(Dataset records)
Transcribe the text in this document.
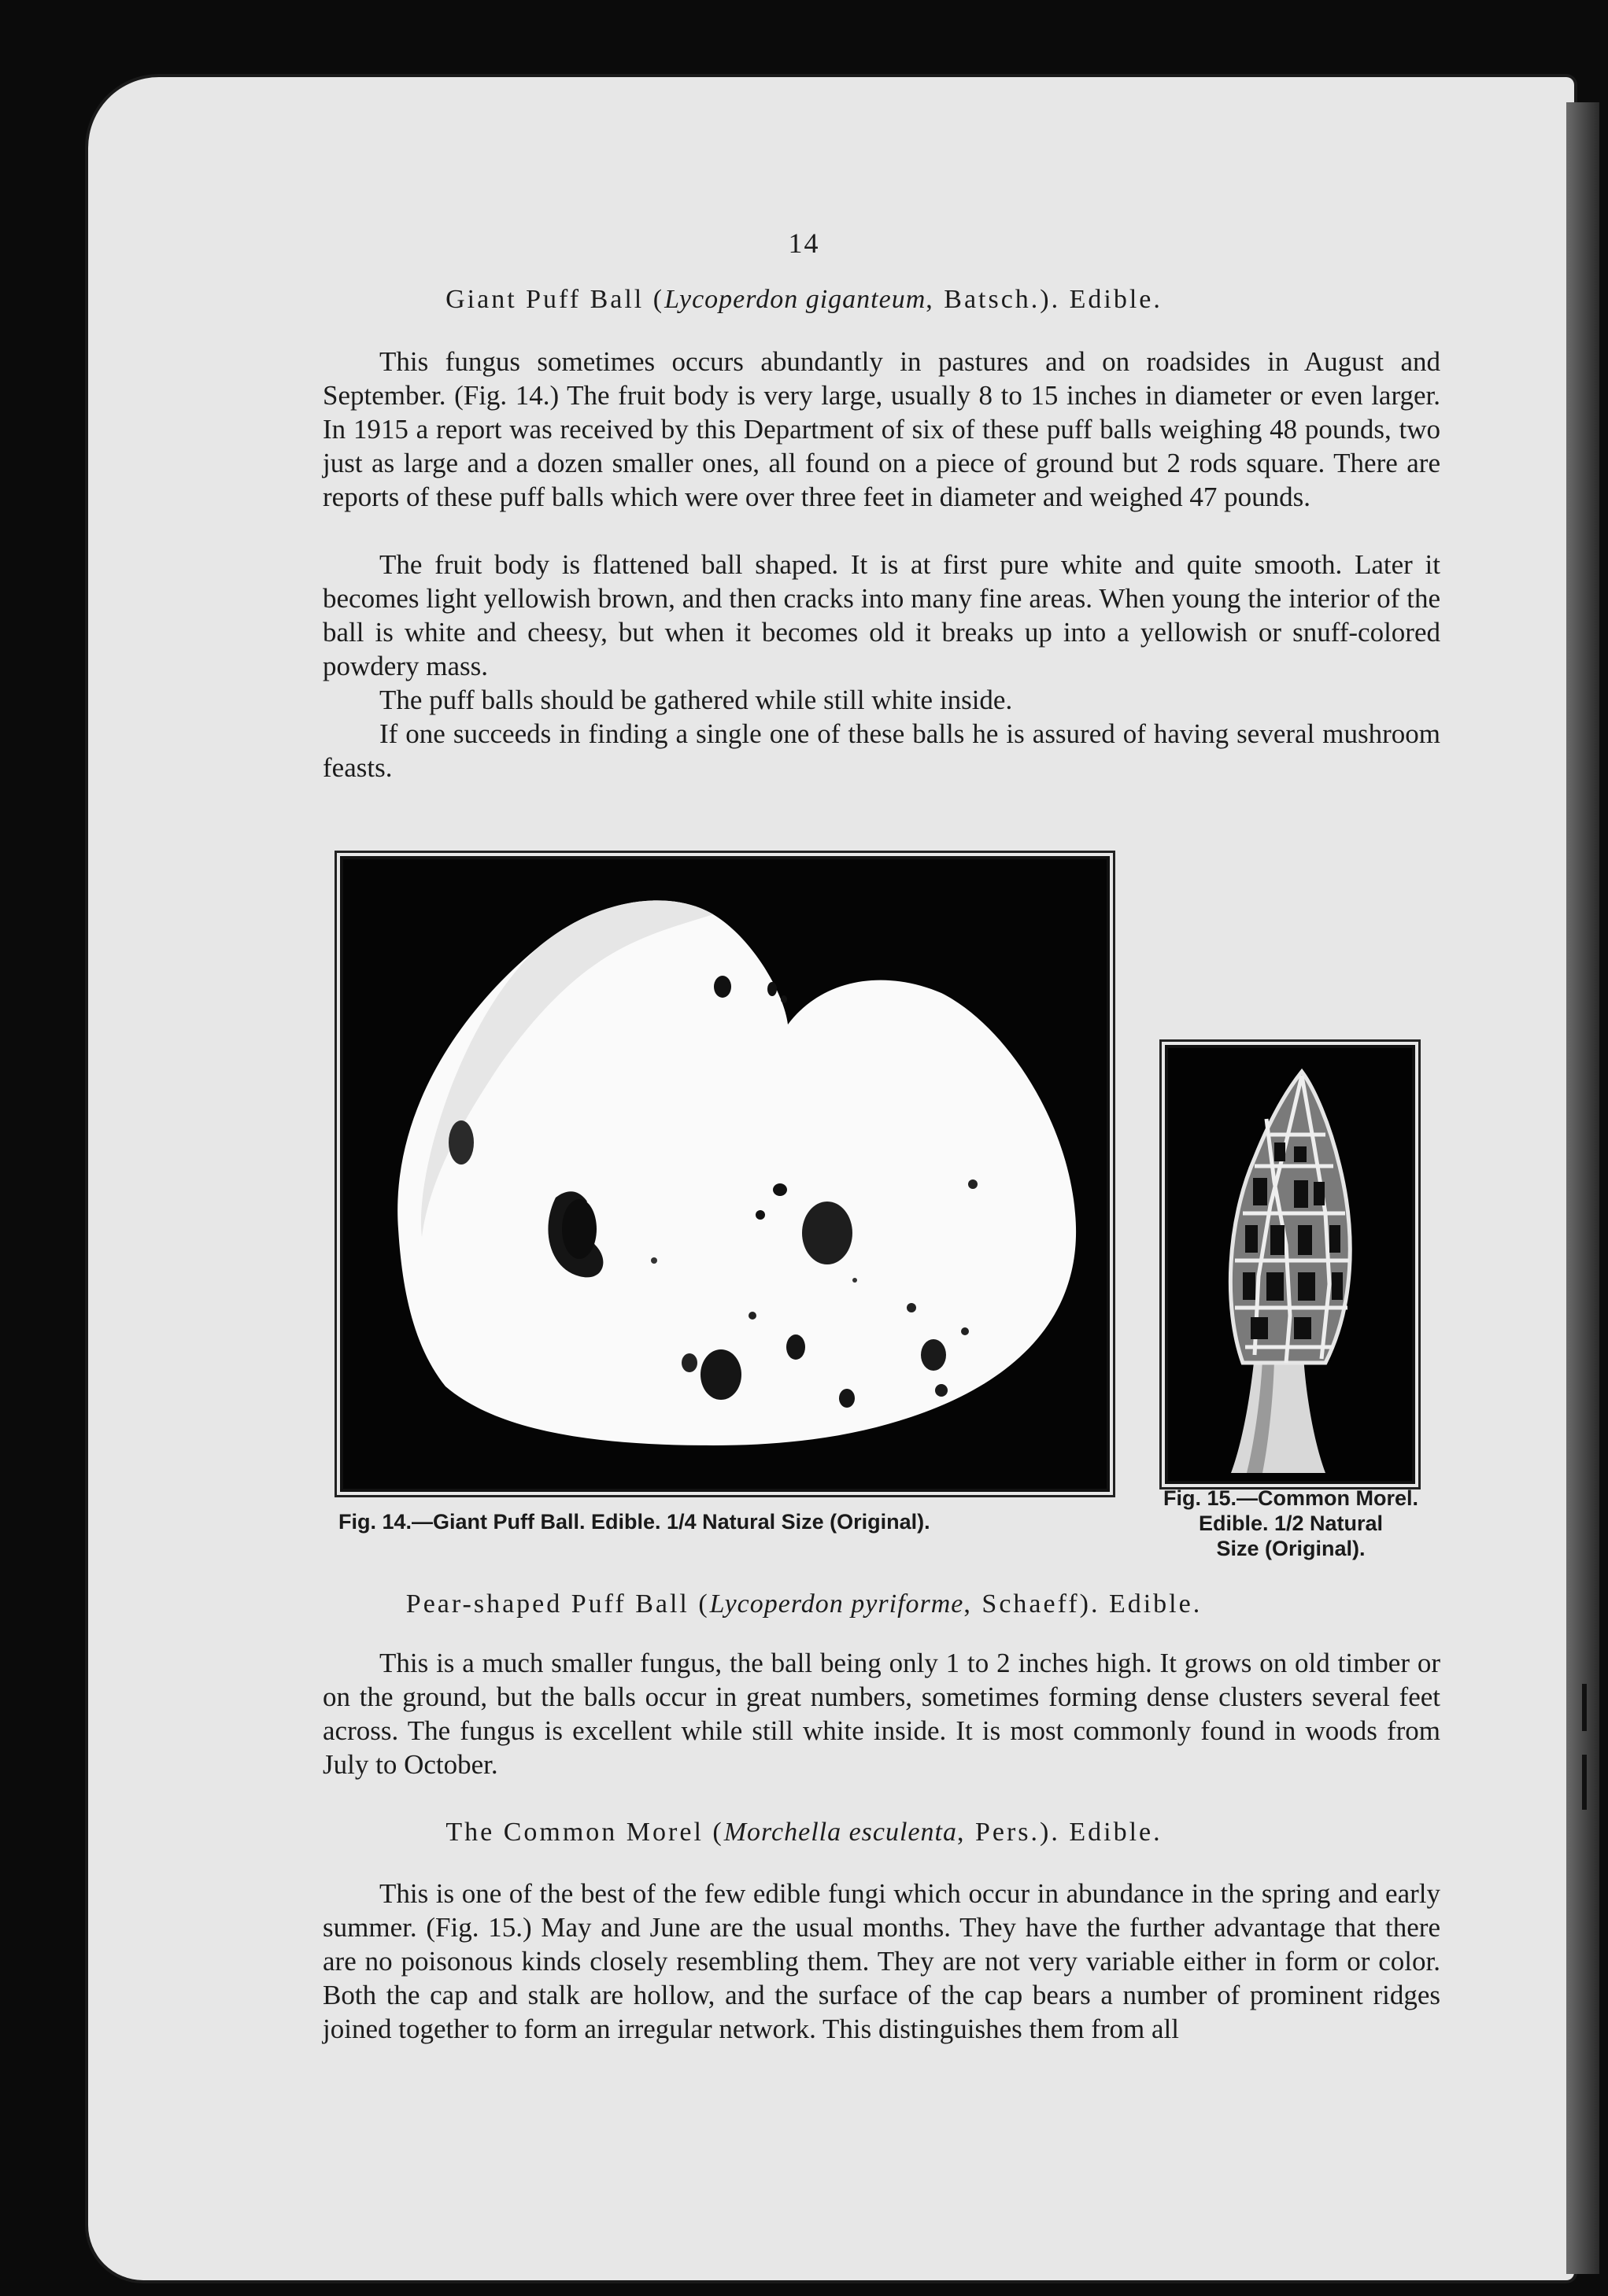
14
Giant Puff Ball (Lycoperdon giganteum, Batsch.). Edible.

This fungus sometimes occurs abundantly in pastures and on roadsides in August and September. (Fig. 14.) The fruit body is very large, usually 8 to 15 inches in diameter or even larger. In 1915 a report was received by this Department of six of these puff balls weighing 48 pounds, two just as large and a dozen smaller ones, all found on a piece of ground but 2 rods square. There are reports of these puff balls which were over three feet in diameter and weighed 47 pounds.

The fruit body is flattened ball shaped. It is at first pure white and quite smooth. Later it becomes light yellowish brown, and then cracks into many fine areas. When young the interior of the ball is white and cheesy, but when it becomes old it breaks up into a yellowish or snuff-colored powdery mass.

The puff balls should be gathered while still white inside.

If one succeeds in finding a single one of these balls he is assured of having several mushroom feasts.

Fig. 14.—Giant Puff Ball. Edible. 1/4 Natural Size (Original).
Fig. 15.—Common Morel.
Edible. 1/2 Natural
Size (Original).
Pear-shaped Puff Ball (Lycoperdon pyriforme, Schaeff). Edible.

This is a much smaller fungus, the ball being only 1 to 2 inches high. It grows on old timber or on the ground, but the balls occur in great numbers, sometimes forming dense clusters several feet across. The fungus is excellent while still white inside. It is most commonly found in woods from July to October.

The Common Morel (Morchella esculenta, Pers.). Edible.

This is one of the best of the few edible fungi which occur in abundance in the spring and early summer. (Fig. 15.) May and June are the usual months. They have the further advantage that there are no poisonous kinds closely resembling them. They are not very variable either in form or color. Both the cap and stalk are hollow, and the surface of the cap bears a number of prominent ridges joined together to form an irregular network. This distinguishes them from all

• Directions for this task
Reproduce each entry precisely. Leave the pictures out.

• The reply
Transcribe the text in this document.
14
Giant Puff Ball (Lycoperdon giganteum, Batsch.). Edible.

This fungus sometimes occurs abundantly in pastures and on roadsides in August and September. (Fig. 14.) The fruit body is very large, usually 8 to 15 inches in diameter or even larger. In 1915 a report was received by this Department of six of these puff balls weighing 48 pounds, two just as large and a dozen smaller ones, all found on a piece of ground but 2 rods square. There are reports of these puff balls which were over three feet in diameter and weighed 47 pounds.

The fruit body is flattened ball shaped. It is at first pure white and quite smooth. Later it becomes light yellowish brown, and then cracks into many fine areas. When young the interior of the ball is white and cheesy, but when it becomes old it breaks up into a yellowish or snuff-colored powdery mass.

The puff balls should be gathered while still white inside.

If one succeeds in finding a single one of these balls he is assured of having several mushroom feasts.

Fig. 14.—Giant Puff Ball. Edible. 1/4 Natural Size (Original).
Fig. 15.—Common Morel.
Edible. 1/2 Natural
Size (Original).
Pear-shaped Puff Ball (Lycoperdon pyriforme, Schaeff). Edible.

This is a much smaller fungus, the ball being only 1 to 2 inches high. It grows on old timber or on the ground, but the balls occur in great numbers, sometimes forming dense clusters several feet across. The fungus is excellent while still white inside. It is most commonly found in woods from July to October.

The Common Morel (Morchella esculenta, Pers.). Edible.

This is one of the best of the few edible fungi which occur in abundance in the spring and early summer. (Fig. 15.) May and June are the usual months. They have the further advantage that there are no poisonous kinds closely resembling them. They are not very variable either in form or color. Both the cap and stalk are hollow, and the surface of the cap bears a number of prominent ridges joined together to form an irregular network. This distinguishes them from all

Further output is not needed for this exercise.